- _Task prompt_
For every line in the data below that contains "subtitle", copy the line.

- _Listing_
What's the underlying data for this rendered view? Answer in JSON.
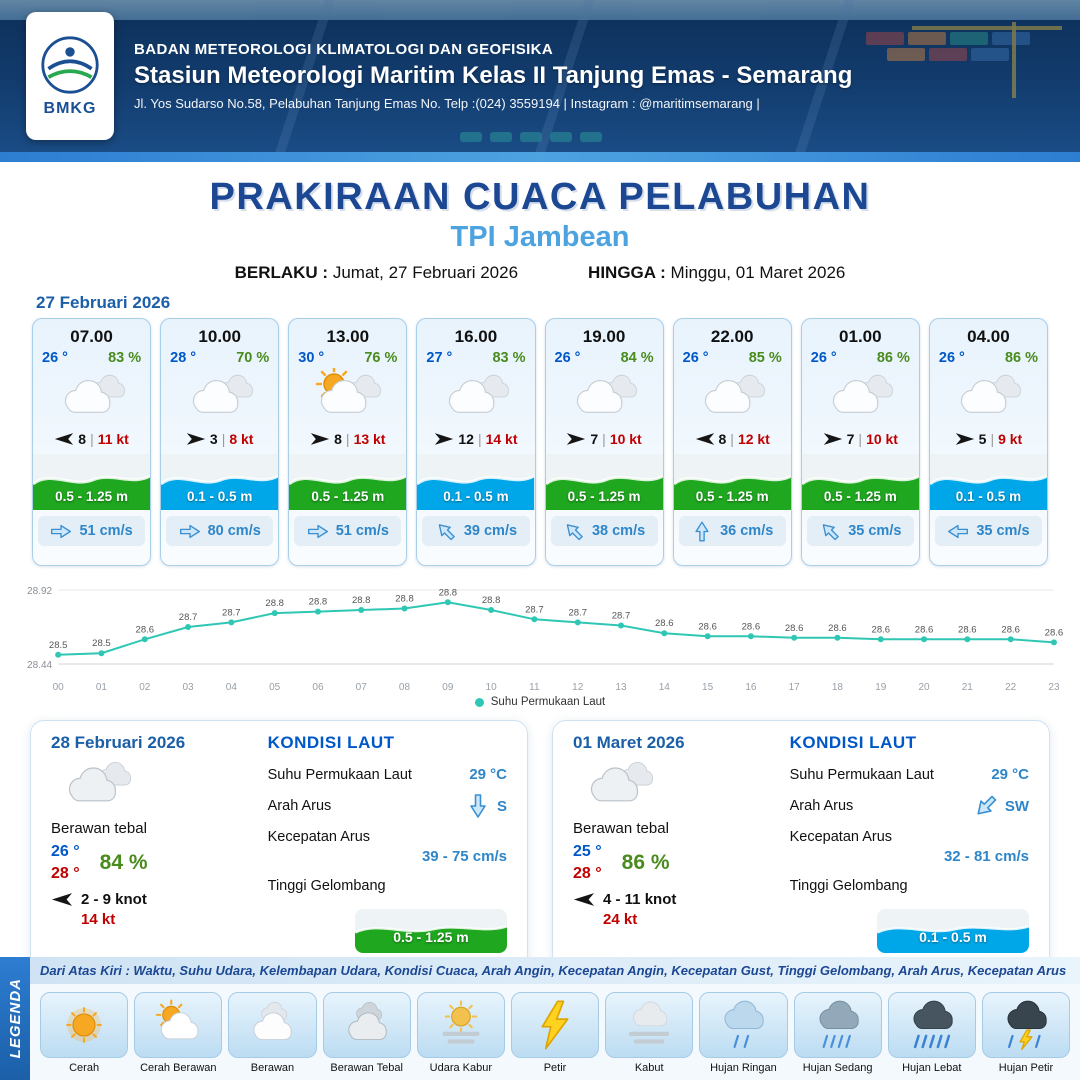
{
  "header": {
    "logo_label": "BMKG",
    "agency": "BADAN METEOROLOGI KLIMATOLOGI DAN GEOFISIKA",
    "station": "Stasiun Meteorologi Maritim Kelas II Tanjung Emas - Semarang",
    "address": "Jl. Yos Sudarso No.58, Pelabuhan Tanjung Emas No. Telp :(024) 3559194 | Instagram : @maritimsemarang |"
  },
  "title": {
    "main": "PRAKIRAAN CUACA PELABUHAN",
    "location": "TPI Jambean",
    "valid_label": "BERLAKU :",
    "valid_value": "Jumat, 27 Februari 2026",
    "until_label": "HINGGA :",
    "until_value": "Minggu, 01 Maret 2026"
  },
  "forecast_date": "27 Februari 2026",
  "hourly": [
    {
      "time": "07.00",
      "temp": "26 °",
      "humidity": "83 %",
      "icon": "berawan",
      "wind_dir_deg": 180,
      "wind_value": "8",
      "wind_gust": "11 kt",
      "wave_label": "0.5 - 1.25 m",
      "wave_type": "green",
      "current_dir_deg": 0,
      "current": "51 cm/s"
    },
    {
      "time": "10.00",
      "temp": "28 °",
      "humidity": "70 %",
      "icon": "berawan",
      "wind_dir_deg": 0,
      "wind_value": "3",
      "wind_gust": "8 kt",
      "wave_label": "0.1 - 0.5 m",
      "wave_type": "blue",
      "current_dir_deg": 0,
      "current": "80 cm/s"
    },
    {
      "time": "13.00",
      "temp": "30 °",
      "humidity": "76 %",
      "icon": "cerah-berawan",
      "wind_dir_deg": 0,
      "wind_value": "8",
      "wind_gust": "13 kt",
      "wave_label": "0.5 - 1.25 m",
      "wave_type": "green",
      "current_dir_deg": 0,
      "current": "51 cm/s"
    },
    {
      "time": "16.00",
      "temp": "27 °",
      "humidity": "83 %",
      "icon": "berawan",
      "wind_dir_deg": 0,
      "wind_value": "12",
      "wind_gust": "14 kt",
      "wave_label": "0.1 - 0.5 m",
      "wave_type": "blue",
      "current_dir_deg": -135,
      "current": "39 cm/s"
    },
    {
      "time": "19.00",
      "temp": "26 °",
      "humidity": "84 %",
      "icon": "berawan",
      "wind_dir_deg": 0,
      "wind_value": "7",
      "wind_gust": "10 kt",
      "wave_label": "0.5 - 1.25 m",
      "wave_type": "green",
      "current_dir_deg": -135,
      "current": "38 cm/s"
    },
    {
      "time": "22.00",
      "temp": "26 °",
      "humidity": "85 %",
      "icon": "berawan",
      "wind_dir_deg": 180,
      "wind_value": "8",
      "wind_gust": "12 kt",
      "wave_label": "0.5 - 1.25 m",
      "wave_type": "green",
      "current_dir_deg": -90,
      "current": "36 cm/s"
    },
    {
      "time": "01.00",
      "temp": "26 °",
      "humidity": "86 %",
      "icon": "berawan",
      "wind_dir_deg": 0,
      "wind_value": "7",
      "wind_gust": "10 kt",
      "wave_label": "0.5 - 1.25 m",
      "wave_type": "green",
      "current_dir_deg": -135,
      "current": "35 cm/s"
    },
    {
      "time": "04.00",
      "temp": "26 °",
      "humidity": "86 %",
      "icon": "berawan",
      "wind_dir_deg": 0,
      "wind_value": "5",
      "wind_gust": "9 kt",
      "wave_label": "0.1 - 0.5 m",
      "wave_type": "blue",
      "current_dir_deg": 180,
      "current": "35 cm/s"
    }
  ],
  "chart_data": {
    "type": "line",
    "series_name": "Suhu Permukaan Laut",
    "x": [
      "00",
      "01",
      "02",
      "03",
      "04",
      "05",
      "06",
      "07",
      "08",
      "09",
      "10",
      "11",
      "12",
      "13",
      "14",
      "15",
      "16",
      "17",
      "18",
      "19",
      "20",
      "21",
      "22",
      "23"
    ],
    "values": [
      28.5,
      28.51,
      28.6,
      28.68,
      28.71,
      28.77,
      28.78,
      28.79,
      28.8,
      28.84,
      28.79,
      28.73,
      28.71,
      28.69,
      28.64,
      28.62,
      28.62,
      28.61,
      28.61,
      28.6,
      28.6,
      28.6,
      28.6,
      28.58
    ],
    "ylim": [
      28.44,
      28.92
    ],
    "xlabel": "",
    "ylabel": "",
    "grid": true,
    "legend_position": "bottom",
    "line_color": "#2fc7b4"
  },
  "daily": [
    {
      "date": "28 Februari 2026",
      "icon": "berawan-tebal",
      "condition": "Berawan tebal",
      "temp_min": "26 °",
      "temp_max": "28 °",
      "humidity": "84 %",
      "wind_dir_deg": 180,
      "wind_range": "2 - 9 knot",
      "wind_gust": "14 kt",
      "sea": {
        "heading": "KONDISI LAUT",
        "sst_label": "Suhu Permukaan Laut",
        "sst": "29 °C",
        "current_dir_label": "Arah Arus",
        "current_dir": "S",
        "current_dir_deg": 90,
        "current_speed_label": "Kecepatan Arus",
        "current_speed": "39 - 75 cm/s",
        "wave_label_title": "Tinggi Gelombang",
        "wave_label": "0.5 - 1.25 m",
        "wave_type": "green"
      }
    },
    {
      "date": "01 Maret 2026",
      "icon": "berawan-tebal",
      "condition": "Berawan tebal",
      "temp_min": "25 °",
      "temp_max": "28 °",
      "humidity": "86 %",
      "wind_dir_deg": 180,
      "wind_range": "4 - 11 knot",
      "wind_gust": "24 kt",
      "sea": {
        "heading": "KONDISI LAUT",
        "sst_label": "Suhu Permukaan Laut",
        "sst": "29 °C",
        "current_dir_label": "Arah Arus",
        "current_dir": "SW",
        "current_dir_deg": 135,
        "current_speed_label": "Kecepatan Arus",
        "current_speed": "32 - 81 cm/s",
        "wave_label_title": "Tinggi Gelombang",
        "wave_label": "0.1 - 0.5 m",
        "wave_type": "blue"
      }
    }
  ],
  "legend": {
    "side_label": "LEGENDA",
    "note": "Dari Atas Kiri : Waktu, Suhu Udara, Kelembapan Udara, Kondisi Cuaca, Arah Angin, Kecepatan Angin, Kecepatan Gust, Tinggi Gelombang, Arah Arus, Kecepatan Arus",
    "items": [
      {
        "label": "Cerah",
        "icon": "cerah"
      },
      {
        "label": "Cerah Berawan",
        "icon": "cerah-berawan"
      },
      {
        "label": "Berawan",
        "icon": "berawan"
      },
      {
        "label": "Berawan Tebal",
        "icon": "berawan-tebal"
      },
      {
        "label": "Udara Kabur",
        "icon": "udara-kabur"
      },
      {
        "label": "Petir",
        "icon": "petir"
      },
      {
        "label": "Kabut",
        "icon": "kabut"
      },
      {
        "label": "Hujan Ringan",
        "icon": "hujan-ringan"
      },
      {
        "label": "Hujan Sedang",
        "icon": "hujan-sedang"
      },
      {
        "label": "Hujan Lebat",
        "icon": "hujan-lebat"
      },
      {
        "label": "Hujan Petir",
        "icon": "hujan-petir"
      }
    ]
  },
  "colors": {
    "accent_blue": "#1b4793",
    "light_blue": "#4da3e0",
    "temp_blue": "#0057c8",
    "humidity_green": "#4a8b1e",
    "gust_red": "#c00000",
    "current_blue": "#2e86c8",
    "wave_green": "#1fa71f",
    "wave_blue": "#00a7e8",
    "chart_line": "#2fc7b4"
  }
}
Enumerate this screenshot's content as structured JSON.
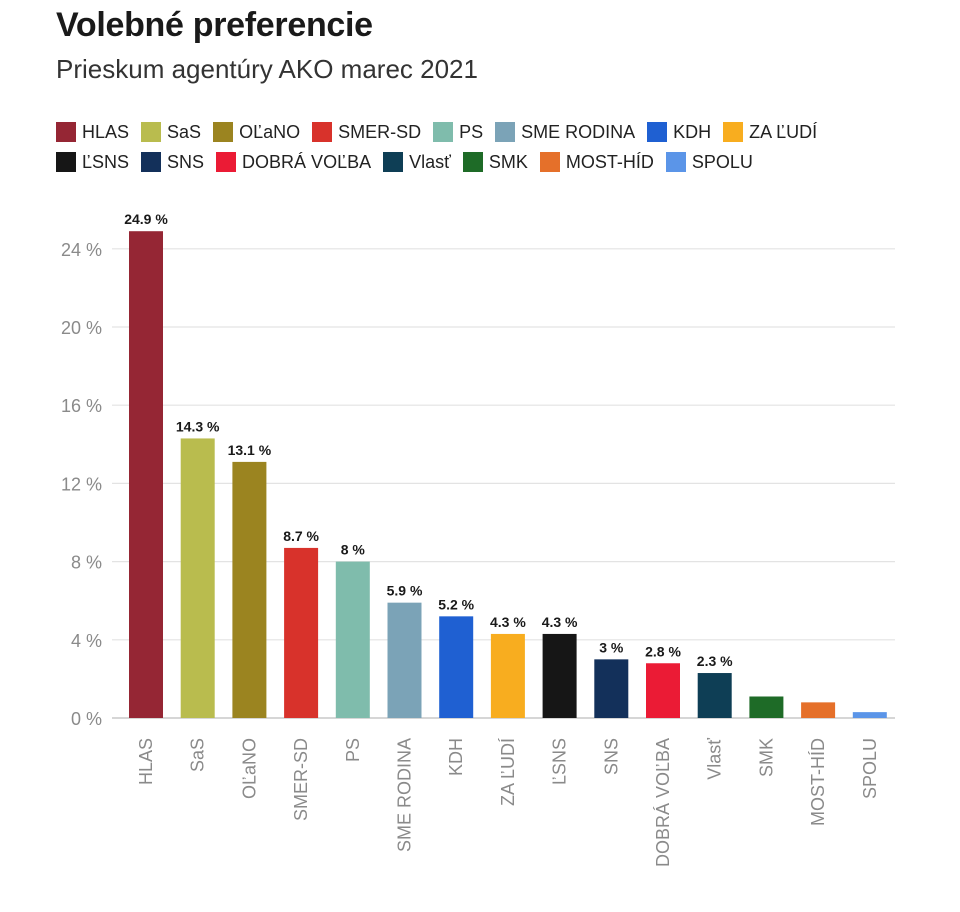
{
  "title": "Volebné preferencie",
  "subtitle": "Prieskum agentúry AKO marec 2021",
  "chart_data": {
    "type": "bar",
    "title": "Volebné preferencie",
    "subtitle": "Prieskum agentúry AKO marec 2021",
    "xlabel": "",
    "ylabel": "",
    "ylim": [
      0,
      25
    ],
    "yticks": [
      0,
      4,
      8,
      12,
      16,
      20,
      24
    ],
    "ytick_labels": [
      "0 %",
      "4 %",
      "8 %",
      "12 %",
      "16 %",
      "20 %",
      "24 %"
    ],
    "grid": true,
    "legend_placement": "top",
    "categories": [
      "HLAS",
      "SaS",
      "OĽaNO",
      "SMER-SD",
      "PS",
      "SME RODINA",
      "KDH",
      "ZA ĽUDÍ",
      "ĽSNS",
      "SNS",
      "DOBRÁ VOĽBA",
      "Vlasť",
      "SMK",
      "MOST-HÍD",
      "SPOLU"
    ],
    "values": [
      24.9,
      14.3,
      13.1,
      8.7,
      8,
      5.9,
      5.2,
      4.3,
      4.3,
      3,
      2.8,
      2.3,
      1.1,
      0.8,
      0.3
    ],
    "data_labels": [
      "24.9 %",
      "14.3 %",
      "13.1 %",
      "8.7 %",
      "8 %",
      "5.9 %",
      "5.2 %",
      "4.3 %",
      "4.3 %",
      "3 %",
      "2.8 %",
      "2.3 %",
      "",
      "",
      ""
    ],
    "colors": [
      "#952634",
      "#b9bc4e",
      "#9b8420",
      "#d8322b",
      "#7fbcac",
      "#7ba3b7",
      "#1f60d2",
      "#f8ad1f",
      "#161616",
      "#13305a",
      "#eb1b35",
      "#0e3e55",
      "#1e6b27",
      "#e5702a",
      "#5b95e8"
    ],
    "legend": [
      [
        "HLAS",
        "SaS",
        "OĽaNO",
        "SMER-SD",
        "PS",
        "SME RODINA",
        "KDH",
        "ZA ĽUDÍ"
      ],
      [
        "ĽSNS",
        "SNS",
        "DOBRÁ VOĽBA",
        "Vlasť",
        "SMK",
        "MOST-HÍD",
        "SPOLU"
      ]
    ]
  }
}
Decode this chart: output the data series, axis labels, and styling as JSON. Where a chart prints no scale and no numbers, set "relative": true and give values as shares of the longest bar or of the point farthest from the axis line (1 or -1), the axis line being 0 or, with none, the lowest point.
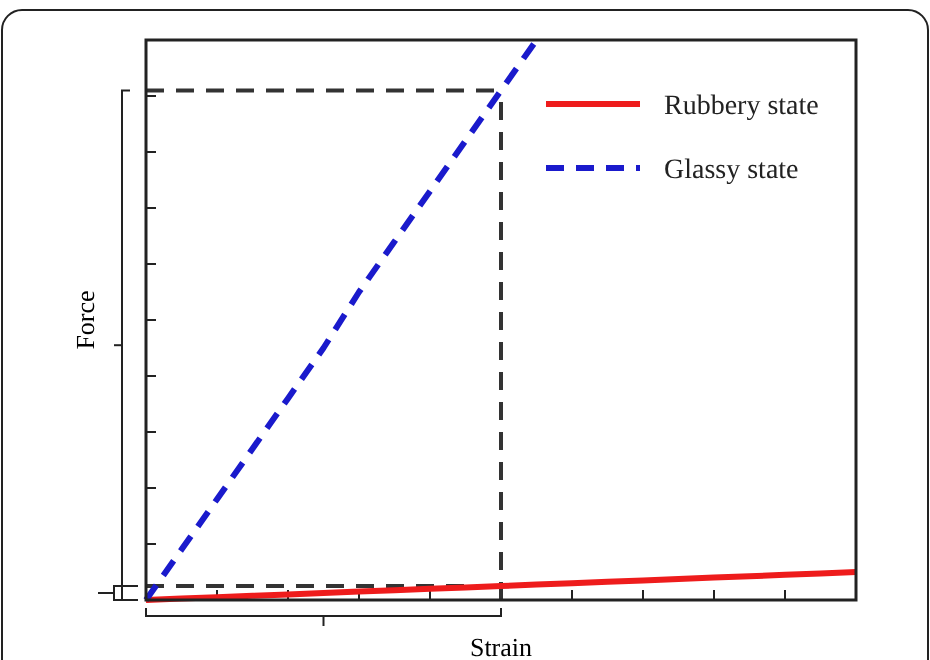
{
  "chart_data": {
    "type": "line",
    "relative": true,
    "xlabel": "Strain",
    "ylabel": "Force",
    "legend": "top right",
    "categories": [
      null,
      null,
      null,
      null,
      null,
      null,
      null,
      null,
      null,
      null,
      null,
      null,
      null,
      null,
      null,
      null,
      null,
      null,
      null,
      null,
      null
    ],
    "series": [
      {
        "name": "Rubbery state",
        "color": "#ee1c1c",
        "line_style": "solid",
        "values": [
          0,
          0.0025,
          0.005,
          0.0075,
          0.01,
          0.0125,
          0.015,
          0.0175,
          0.02,
          0.0225,
          0.025,
          0.0275,
          0.03,
          0.0325,
          0.035,
          0.0375,
          0.04,
          0.0425,
          0.045,
          0.0475,
          0.05
        ]
      },
      {
        "name": "Glassy state",
        "color": "#1a1acc",
        "line_style": "dashed",
        "values": [
          0,
          0.09,
          0.18,
          0.27,
          0.36,
          0.45,
          0.55,
          0.64,
          0.73,
          0.82,
          0.91,
          1,
          null,
          null,
          null,
          null,
          null,
          null,
          null,
          null,
          null
        ]
      }
    ],
    "ref_lines": [
      {
        "axis": "y",
        "value": 0.91,
        "color": "#333333",
        "line_style": "dashed"
      },
      {
        "axis": "y",
        "value": 0.025,
        "color": "#333333",
        "line_style": "dashed"
      }
    ]
  }
}
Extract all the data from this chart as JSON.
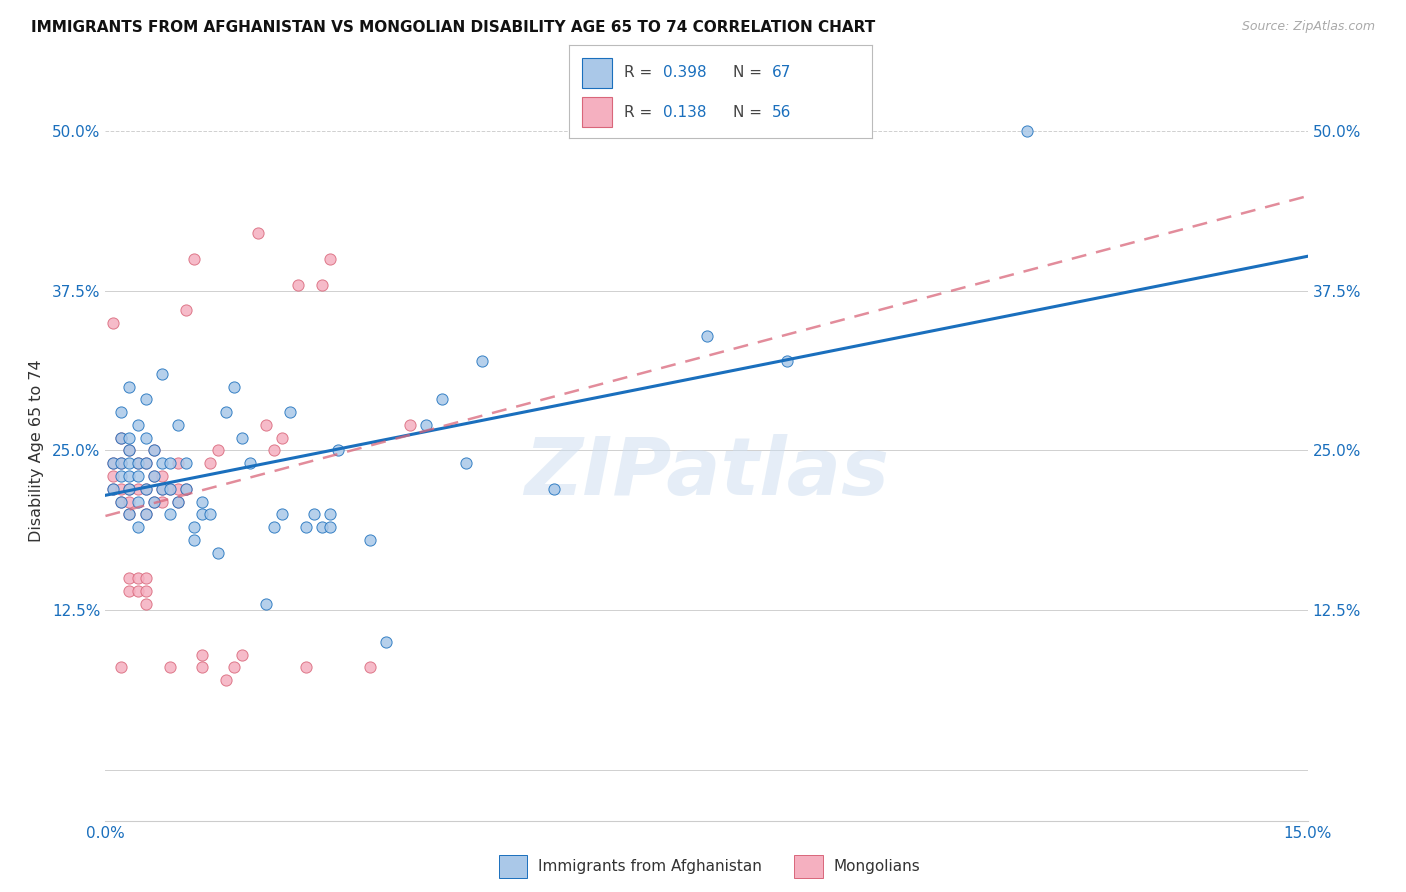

- _Output for this task_
  "subtitle": "Prieskum agentúry AKO marec 2021",
    "subtitle": "Prieskum agentúry AKO marec 2021",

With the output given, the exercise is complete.